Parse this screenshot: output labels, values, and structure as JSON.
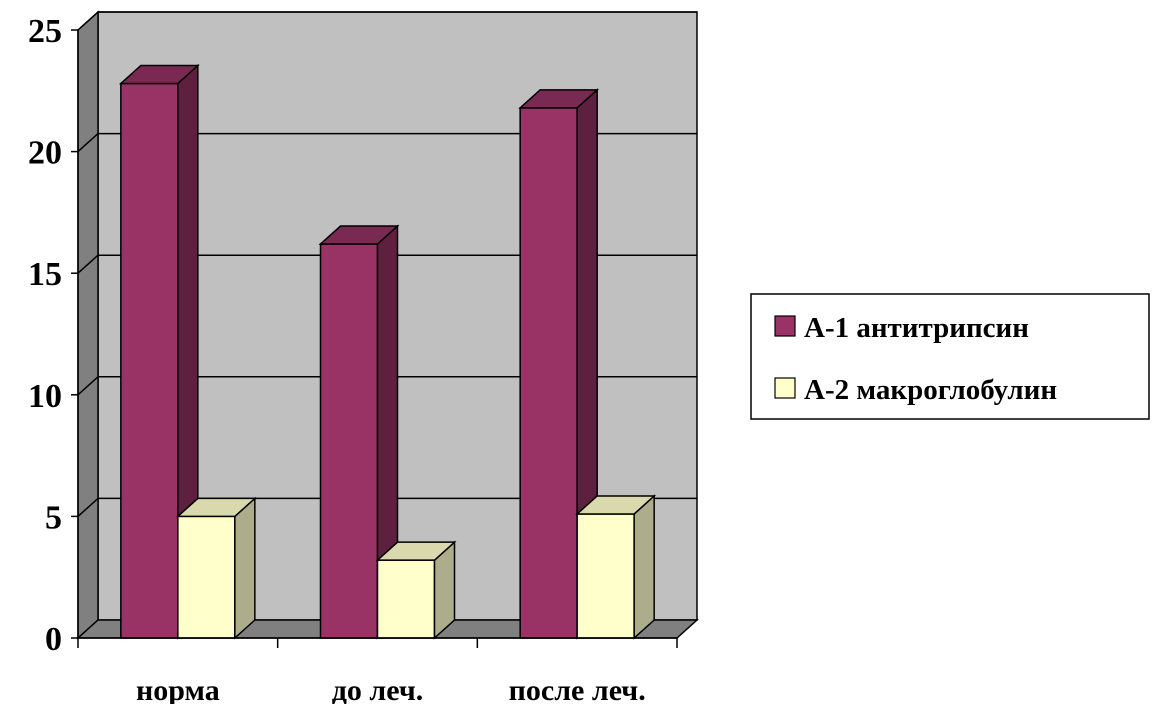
{
  "chart_data": {
    "type": "bar",
    "style": "3d-clustered-column",
    "categories": [
      "норма",
      "до леч.",
      "после леч."
    ],
    "series": [
      {
        "name": "А-1 антитрипсин",
        "values": [
          22.8,
          16.2,
          21.8
        ],
        "color": "#993366"
      },
      {
        "name": "А-2 макроглобулин",
        "values": [
          5.0,
          3.2,
          5.1
        ],
        "color": "#FFFFCC"
      }
    ],
    "yticks": [
      "0",
      "5",
      "10",
      "15",
      "20",
      "25"
    ],
    "ylim": [
      0,
      25
    ],
    "grid": true,
    "legend_position": "right",
    "wall_color": "#C0C0C0"
  }
}
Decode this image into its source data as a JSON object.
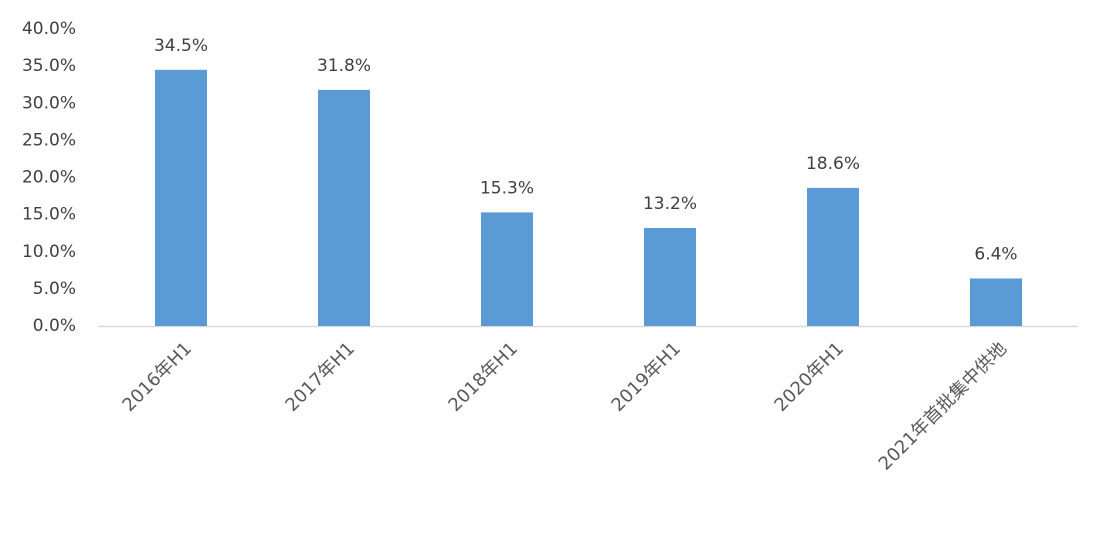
{
  "chart_data": {
    "type": "bar",
    "categories": [
      "2016年H1",
      "2017年H1",
      "2018年H1",
      "2019年H1",
      "2020年H1",
      "2021年首批集中供地"
    ],
    "values": [
      34.5,
      31.8,
      15.3,
      13.2,
      18.6,
      6.4
    ],
    "value_labels": [
      "34.5%",
      "31.8%",
      "15.3%",
      "13.2%",
      "18.6%",
      "6.4%"
    ],
    "color": "#5b9bd5",
    "ylim": [
      0,
      40
    ],
    "yticks": [
      {
        "value": 0,
        "label": "0.0%"
      },
      {
        "value": 5,
        "label": "5.0%"
      },
      {
        "value": 10,
        "label": "10.0%"
      },
      {
        "value": 15,
        "label": "15.0%"
      },
      {
        "value": 20,
        "label": "20.0%"
      },
      {
        "value": 25,
        "label": "25.0%"
      },
      {
        "value": 30,
        "label": "30.0%"
      },
      {
        "value": 35,
        "label": "35.0%"
      },
      {
        "value": 40,
        "label": "40.0%"
      }
    ],
    "grid": false
  }
}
========================================
● Brief: Copy every single line of the material above that holds "this".

● Task answer:
Parse this screenshot: output labels, values, and structure as JSON.
Decode this image into its source data as a JSON object.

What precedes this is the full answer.